TESTO DA ESAMINARE:
+ + + + +
Generalmente chi soffre di Adhd ha, infatti, una predisposizione di base, che si evolve in malattia vera e propria nel momento in cui il soggetto viene esposto a determinati fattori “scatenanti”, tra i quali, ad esempio, la circostanza in cui un bimbo nasca prematuro o quella in cui la madre, durante la gravidanza, faccia consumo di fumo e alcol.

Pur conoscendone i sintomi, la difficoltà più grande di questa malattia sta proprio nel diagnosticarla: mancanza di concentrazione, impulsività ed eccitazione infatti non sempre sono sinonimo di Adhd, ma possono dipendere da numerosi altri fattori e spesso si tratta soltanto di comportamenti riflessi, dovuti a svogliatezza o eccessiva vivacità. L’iperattività invece, che si manifesta solo quando questi fenomeni diventano cronici, è una patologia molto seria, che può compromettere, oltre al rendimento scolastico del piccolo, anche la qualità di tutta la sua vita. Le prime conseguenze sociali di questo disturbo risiedono proprio nella frustrazione che proverà il bambino nel rendersi conto di non riuscire in ciò che tutti i suoi coetanei sono in grado di fare: è il disagio di un ragazzino che, ancor prima di iniziare a svolgere un compito, sa “di non essere capace”. Da un recente studio svedese è inoltre emerso che un bambino iperattivo ha una possibilità decuplicata di essere vittime di episodi di bullismo, ma anche quattro volte maggiore di diventare lui stesso un “bullo”. A lungo termine, di fronte a questi ostacoli insormontabili, il piccolo potrebbe cadere nello sconforto, perdendo la stima e la fiducia in se stesso. Inoltre più si aspetta a intervenire, maggiore è il rischio che la situazione peggiori.
+ + + + +
Dati di segmentazione della pagina:
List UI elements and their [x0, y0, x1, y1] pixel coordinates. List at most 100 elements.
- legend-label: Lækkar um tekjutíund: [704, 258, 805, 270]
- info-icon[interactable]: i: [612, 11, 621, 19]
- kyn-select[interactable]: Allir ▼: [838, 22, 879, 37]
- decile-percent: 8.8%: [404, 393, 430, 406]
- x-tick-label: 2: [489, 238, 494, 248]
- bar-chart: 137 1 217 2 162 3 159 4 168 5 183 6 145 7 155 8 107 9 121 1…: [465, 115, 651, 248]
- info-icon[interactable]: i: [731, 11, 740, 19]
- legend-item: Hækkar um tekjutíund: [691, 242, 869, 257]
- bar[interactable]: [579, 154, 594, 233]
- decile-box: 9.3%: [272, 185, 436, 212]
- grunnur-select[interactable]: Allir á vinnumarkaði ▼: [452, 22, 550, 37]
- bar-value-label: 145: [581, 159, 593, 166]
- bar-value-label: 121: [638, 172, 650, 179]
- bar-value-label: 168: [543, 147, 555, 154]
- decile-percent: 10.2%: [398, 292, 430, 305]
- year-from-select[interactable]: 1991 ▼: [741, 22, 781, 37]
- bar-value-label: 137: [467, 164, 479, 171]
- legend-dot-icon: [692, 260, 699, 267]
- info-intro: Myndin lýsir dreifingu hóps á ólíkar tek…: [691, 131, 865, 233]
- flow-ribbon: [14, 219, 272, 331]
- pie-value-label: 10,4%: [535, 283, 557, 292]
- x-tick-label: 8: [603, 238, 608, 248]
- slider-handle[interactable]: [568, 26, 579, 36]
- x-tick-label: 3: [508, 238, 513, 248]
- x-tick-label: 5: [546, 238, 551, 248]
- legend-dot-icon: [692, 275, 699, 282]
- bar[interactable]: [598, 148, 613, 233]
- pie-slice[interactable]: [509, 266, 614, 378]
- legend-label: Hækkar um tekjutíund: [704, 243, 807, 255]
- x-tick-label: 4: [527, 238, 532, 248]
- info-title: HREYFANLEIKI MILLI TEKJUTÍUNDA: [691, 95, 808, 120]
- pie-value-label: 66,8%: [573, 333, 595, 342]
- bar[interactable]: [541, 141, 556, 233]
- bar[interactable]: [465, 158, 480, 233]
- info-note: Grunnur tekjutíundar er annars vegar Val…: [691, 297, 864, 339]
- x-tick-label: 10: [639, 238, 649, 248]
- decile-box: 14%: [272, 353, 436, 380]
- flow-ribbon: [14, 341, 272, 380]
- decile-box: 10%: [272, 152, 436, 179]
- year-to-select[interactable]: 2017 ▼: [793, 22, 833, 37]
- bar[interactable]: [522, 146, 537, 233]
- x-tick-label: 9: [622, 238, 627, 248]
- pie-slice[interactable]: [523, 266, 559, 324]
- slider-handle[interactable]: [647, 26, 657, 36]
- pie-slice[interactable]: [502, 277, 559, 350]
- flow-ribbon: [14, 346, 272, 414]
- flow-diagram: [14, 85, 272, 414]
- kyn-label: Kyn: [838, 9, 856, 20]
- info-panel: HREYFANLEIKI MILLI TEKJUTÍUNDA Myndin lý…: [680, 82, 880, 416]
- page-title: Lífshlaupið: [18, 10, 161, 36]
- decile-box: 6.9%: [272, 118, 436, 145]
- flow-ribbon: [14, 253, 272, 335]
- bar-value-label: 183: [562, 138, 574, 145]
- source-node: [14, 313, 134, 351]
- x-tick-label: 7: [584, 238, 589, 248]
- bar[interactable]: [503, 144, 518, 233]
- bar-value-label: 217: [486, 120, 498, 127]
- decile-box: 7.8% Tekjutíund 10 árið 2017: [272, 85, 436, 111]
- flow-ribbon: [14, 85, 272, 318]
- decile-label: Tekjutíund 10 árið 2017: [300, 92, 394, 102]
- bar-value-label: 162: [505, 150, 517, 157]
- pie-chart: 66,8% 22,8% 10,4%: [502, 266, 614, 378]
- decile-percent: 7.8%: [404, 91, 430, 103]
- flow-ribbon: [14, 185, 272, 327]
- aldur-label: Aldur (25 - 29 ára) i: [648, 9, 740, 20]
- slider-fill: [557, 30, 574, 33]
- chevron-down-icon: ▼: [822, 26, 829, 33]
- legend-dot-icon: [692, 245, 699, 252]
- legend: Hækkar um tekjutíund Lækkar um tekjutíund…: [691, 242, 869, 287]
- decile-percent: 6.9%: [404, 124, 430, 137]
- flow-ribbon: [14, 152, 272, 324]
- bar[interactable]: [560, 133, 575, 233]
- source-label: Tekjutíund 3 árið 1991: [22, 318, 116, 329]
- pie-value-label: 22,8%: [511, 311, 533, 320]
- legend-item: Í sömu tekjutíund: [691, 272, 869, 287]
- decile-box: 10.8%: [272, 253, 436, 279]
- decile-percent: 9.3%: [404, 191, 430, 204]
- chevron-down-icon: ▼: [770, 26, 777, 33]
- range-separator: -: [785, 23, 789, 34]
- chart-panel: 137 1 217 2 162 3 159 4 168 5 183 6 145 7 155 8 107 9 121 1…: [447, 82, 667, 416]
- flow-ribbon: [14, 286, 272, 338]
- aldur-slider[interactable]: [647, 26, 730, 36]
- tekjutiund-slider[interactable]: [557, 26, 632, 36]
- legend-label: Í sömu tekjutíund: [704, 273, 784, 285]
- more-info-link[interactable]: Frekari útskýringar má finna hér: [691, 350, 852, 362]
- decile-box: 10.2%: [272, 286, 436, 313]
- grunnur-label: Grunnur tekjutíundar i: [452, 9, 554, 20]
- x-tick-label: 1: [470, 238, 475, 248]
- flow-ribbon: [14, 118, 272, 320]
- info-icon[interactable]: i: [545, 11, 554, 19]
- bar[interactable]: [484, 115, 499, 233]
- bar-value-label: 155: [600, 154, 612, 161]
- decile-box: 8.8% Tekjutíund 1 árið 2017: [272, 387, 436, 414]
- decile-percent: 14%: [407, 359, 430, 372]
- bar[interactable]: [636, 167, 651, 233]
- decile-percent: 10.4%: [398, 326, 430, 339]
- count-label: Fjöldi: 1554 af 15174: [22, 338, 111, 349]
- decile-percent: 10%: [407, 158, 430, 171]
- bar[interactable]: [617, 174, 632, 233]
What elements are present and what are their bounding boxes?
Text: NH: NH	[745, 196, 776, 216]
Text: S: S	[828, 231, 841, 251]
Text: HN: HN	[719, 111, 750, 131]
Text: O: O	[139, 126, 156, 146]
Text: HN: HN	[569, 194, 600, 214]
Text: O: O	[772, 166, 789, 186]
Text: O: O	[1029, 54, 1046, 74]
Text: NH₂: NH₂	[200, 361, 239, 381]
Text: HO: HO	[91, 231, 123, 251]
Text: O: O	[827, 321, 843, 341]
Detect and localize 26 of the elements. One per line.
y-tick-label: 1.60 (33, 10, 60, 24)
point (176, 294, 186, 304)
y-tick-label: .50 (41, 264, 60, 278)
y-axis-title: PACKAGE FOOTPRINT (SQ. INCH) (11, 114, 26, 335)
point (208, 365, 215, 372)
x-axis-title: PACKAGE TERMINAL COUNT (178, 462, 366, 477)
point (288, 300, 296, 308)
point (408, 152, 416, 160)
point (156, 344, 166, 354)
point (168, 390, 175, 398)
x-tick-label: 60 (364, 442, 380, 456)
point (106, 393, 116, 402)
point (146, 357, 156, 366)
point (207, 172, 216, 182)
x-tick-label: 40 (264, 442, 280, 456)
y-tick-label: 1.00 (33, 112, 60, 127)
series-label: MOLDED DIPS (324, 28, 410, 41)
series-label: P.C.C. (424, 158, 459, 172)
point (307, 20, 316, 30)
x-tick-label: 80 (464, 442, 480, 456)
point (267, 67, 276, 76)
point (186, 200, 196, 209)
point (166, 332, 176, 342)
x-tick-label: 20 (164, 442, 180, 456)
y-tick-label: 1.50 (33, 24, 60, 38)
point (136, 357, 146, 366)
+ + + + +
CONSEGNA:
Aggiorna il testo sull'Adhd da «Generalmente chi soffre» a «fumo e alcol.», mettendo «sottopeso» al posto di «prematuro», e riscrivi quella parte.

RISPOSTA ATTESA:
Generalmente chi soffre di Adhd ha, infatti, una predisposizione di base, che si evolve in malattia vera e propria nel momento in cui il soggetto viene esposto a determinati fattori “scatenanti”, tra i quali, ad esempio, la circostanza in cui un bimbo nasca sottopeso o quella in cui la madre, durante la gravidanza, faccia consumo di fumo e alcol.